### GOAL OF THE EXERCISE
Carry none of the pictures over; write out the complete data exactly.

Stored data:
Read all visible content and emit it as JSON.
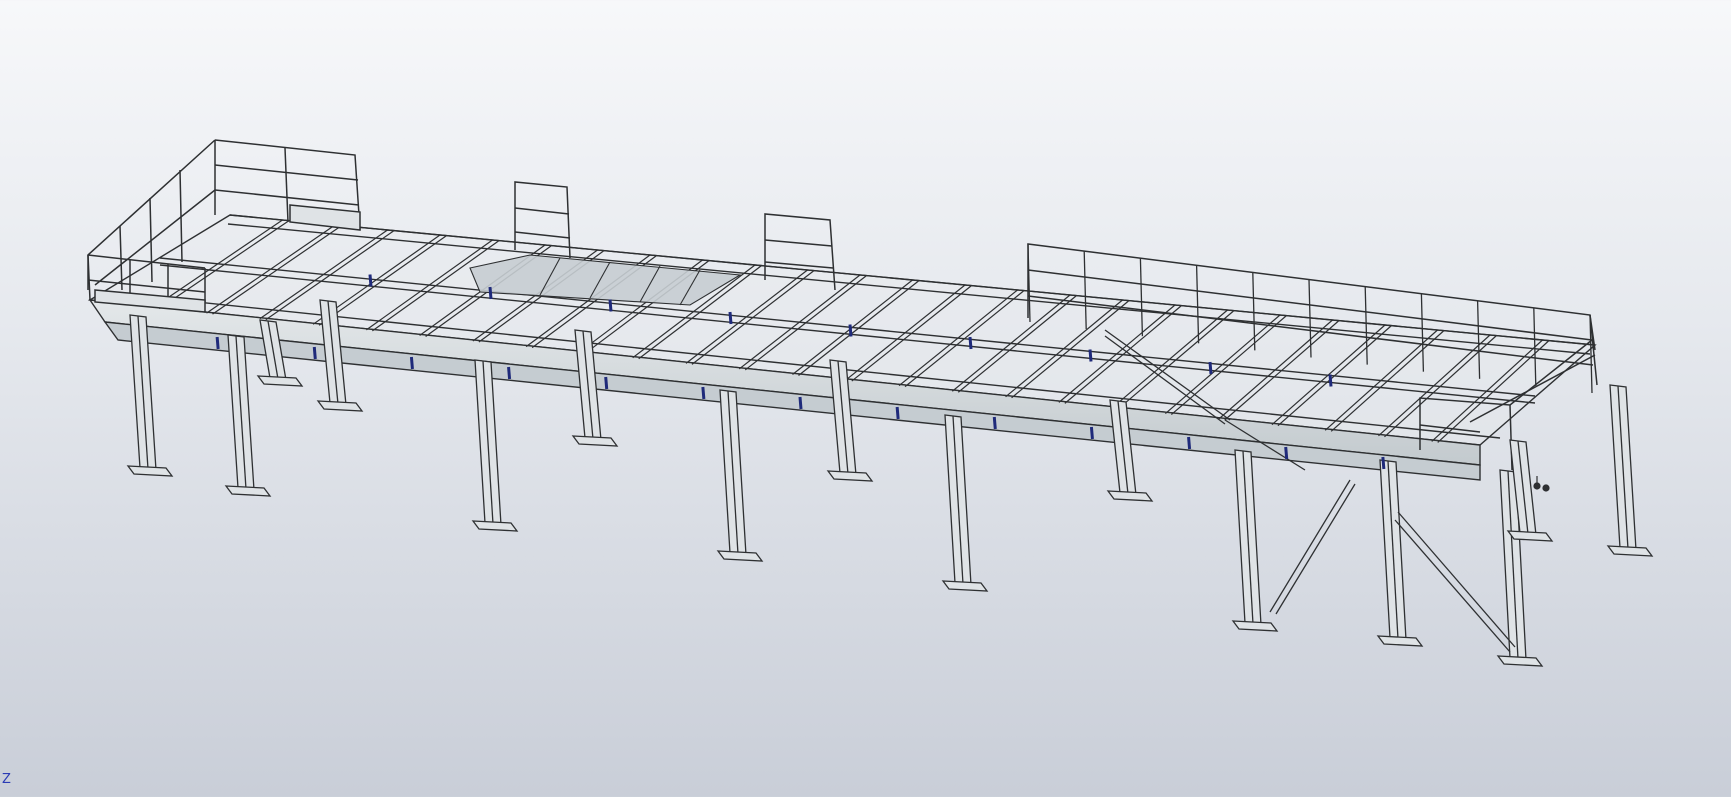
{
  "viewport": {
    "background_top": "#f7f8fa",
    "background_bottom": "#c9ced8",
    "line_color": "#2e3032",
    "steel_fill": "#dfe3e6",
    "steel_shade": "#b7bec4",
    "accent_blue": "#1f2a7a"
  },
  "triad": {
    "axis_label": "Z"
  },
  "model": {
    "description_icon": "steel-platform-model"
  }
}
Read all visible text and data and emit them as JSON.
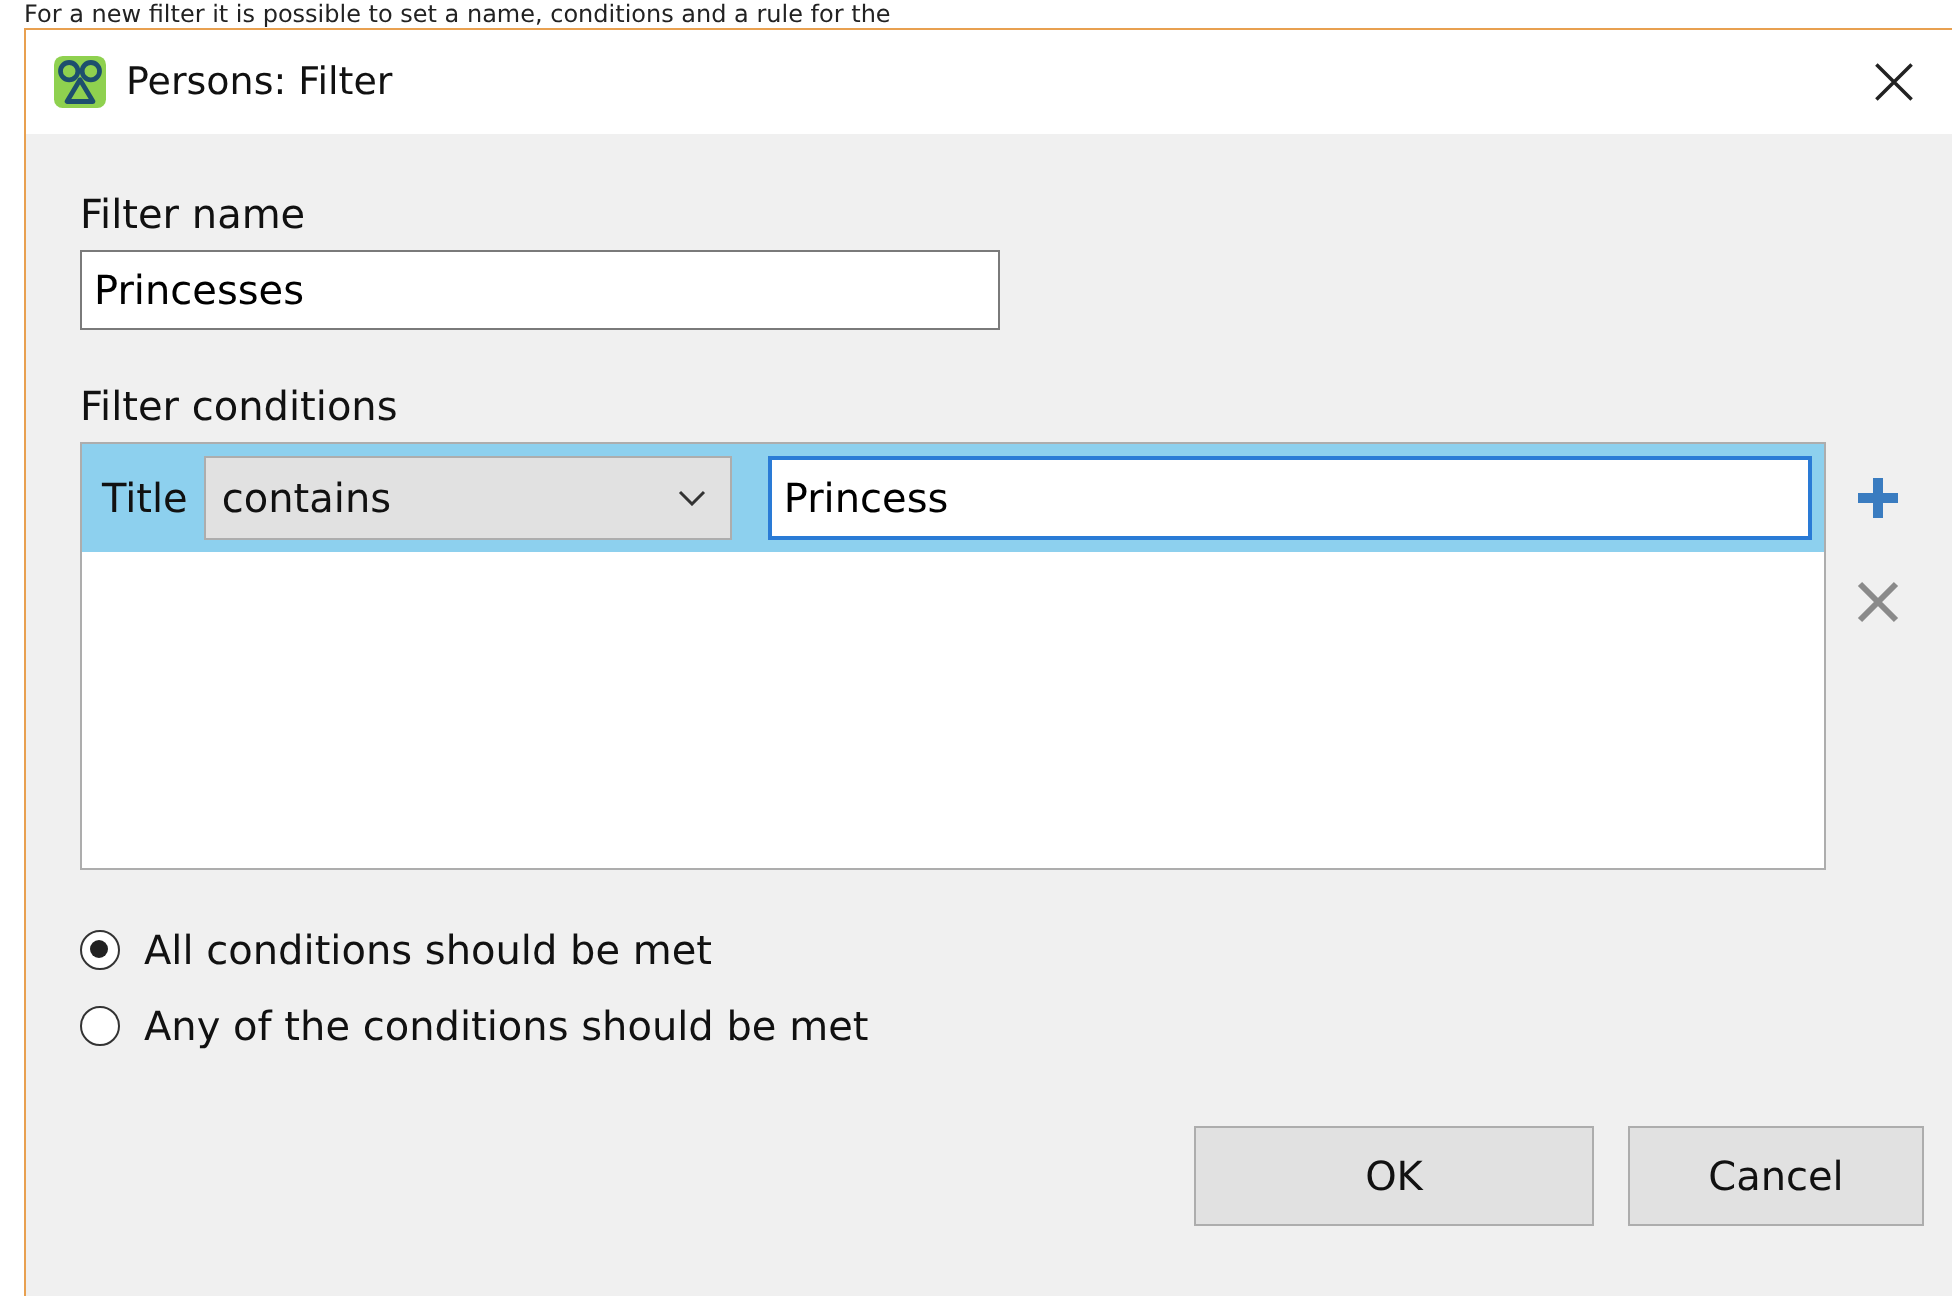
{
  "caption": "For a new filter it is possible to set a name, conditions and a rule for the",
  "window": {
    "title": "Persons: Filter"
  },
  "filter_name": {
    "label": "Filter name",
    "value": "Princesses"
  },
  "filter_conditions": {
    "label": "Filter conditions",
    "rows": [
      {
        "field": "Title",
        "operator": "contains",
        "value": "Princess",
        "selected": true
      }
    ]
  },
  "match_rules": [
    {
      "label": "All conditions should be met",
      "selected": true
    },
    {
      "label": "Any of the conditions should be met",
      "selected": false
    }
  ],
  "buttons": [
    "OK",
    "Cancel"
  ]
}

### TASK RESPONSE
Read all visible content and emit it as JSON.
{
  "viewport": {
    "background_top": "#f7f8fa",
    "background_bottom": "#c9ced8",
    "line_color": "#2e3032",
    "steel_fill": "#dfe3e6",
    "steel_shade": "#b7bec4",
    "accent_blue": "#1f2a7a"
  },
  "triad": {
    "axis_label": "Z"
  },
  "model": {
    "description_icon": "steel-platform-model"
  }
}
Read all visible text and data and emit them as JSON.
{
  "caption": "For a new filter it is possible to set a name, conditions and a rule for the",
  "window": {
    "title": "Persons: Filter"
  },
  "filter_name": {
    "label": "Filter name",
    "value": "Princesses"
  },
  "filter_conditions": {
    "label": "Filter conditions",
    "rows": [
      {
        "field": "Title",
        "operator": "contains",
        "value": "Princess",
        "selected": true
      }
    ]
  },
  "match_rules": [
    {
      "label": "All conditions should be met",
      "selected": true
    },
    {
      "label": "Any of the conditions should be met",
      "selected": false
    }
  ],
  "buttons": [
    "OK",
    "Cancel"
  ]
}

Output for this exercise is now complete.